= Stated exercise =
In the material below, identify each line bearing the word "FlexiGroup". Reproduce those lines.
# start of Entries supplied
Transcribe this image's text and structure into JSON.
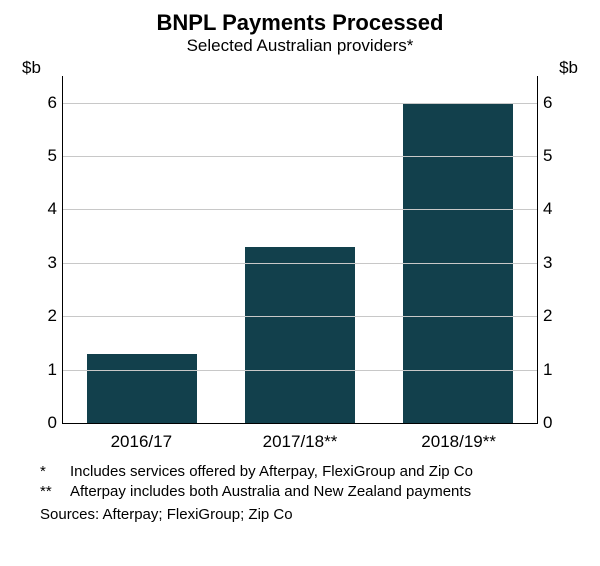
{
  "chart": {
    "type": "bar",
    "title": "BNPL Payments Processed",
    "subtitle": "Selected Australian providers*",
    "title_fontsize": 22,
    "subtitle_fontsize": 17,
    "y_unit_label": "$b",
    "unit_fontsize": 17,
    "categories": [
      "2016/17",
      "2017/18**",
      "2018/19**"
    ],
    "values": [
      1.3,
      3.3,
      6.0
    ],
    "bar_color": "#12404c",
    "bar_width_pct": 23,
    "ylim_min": 0,
    "ylim_max": 6.5,
    "yticks": [
      0,
      1,
      2,
      3,
      4,
      5,
      6
    ],
    "tick_fontsize": 17,
    "xlabel_fontsize": 17,
    "grid_color": "#c8c8c8",
    "axis_color": "#000000",
    "background_color": "#ffffff",
    "footnotes": [
      {
        "mark": "*",
        "text": "Includes services offered by Afterpay, FlexiGroup and Zip Co"
      },
      {
        "mark": "**",
        "text": "Afterpay includes both Australia and New Zealand payments"
      }
    ],
    "sources_label": "Sources: Afterpay; FlexiGroup; Zip Co",
    "footnote_fontsize": 15
  }
}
# end of Entries supplied
= Task solution =
        "text": "Includes services offered by Afterpay, FlexiGroup and Zip Co"
    "sources_label": "Sources: Afterpay; FlexiGroup; Zip Co",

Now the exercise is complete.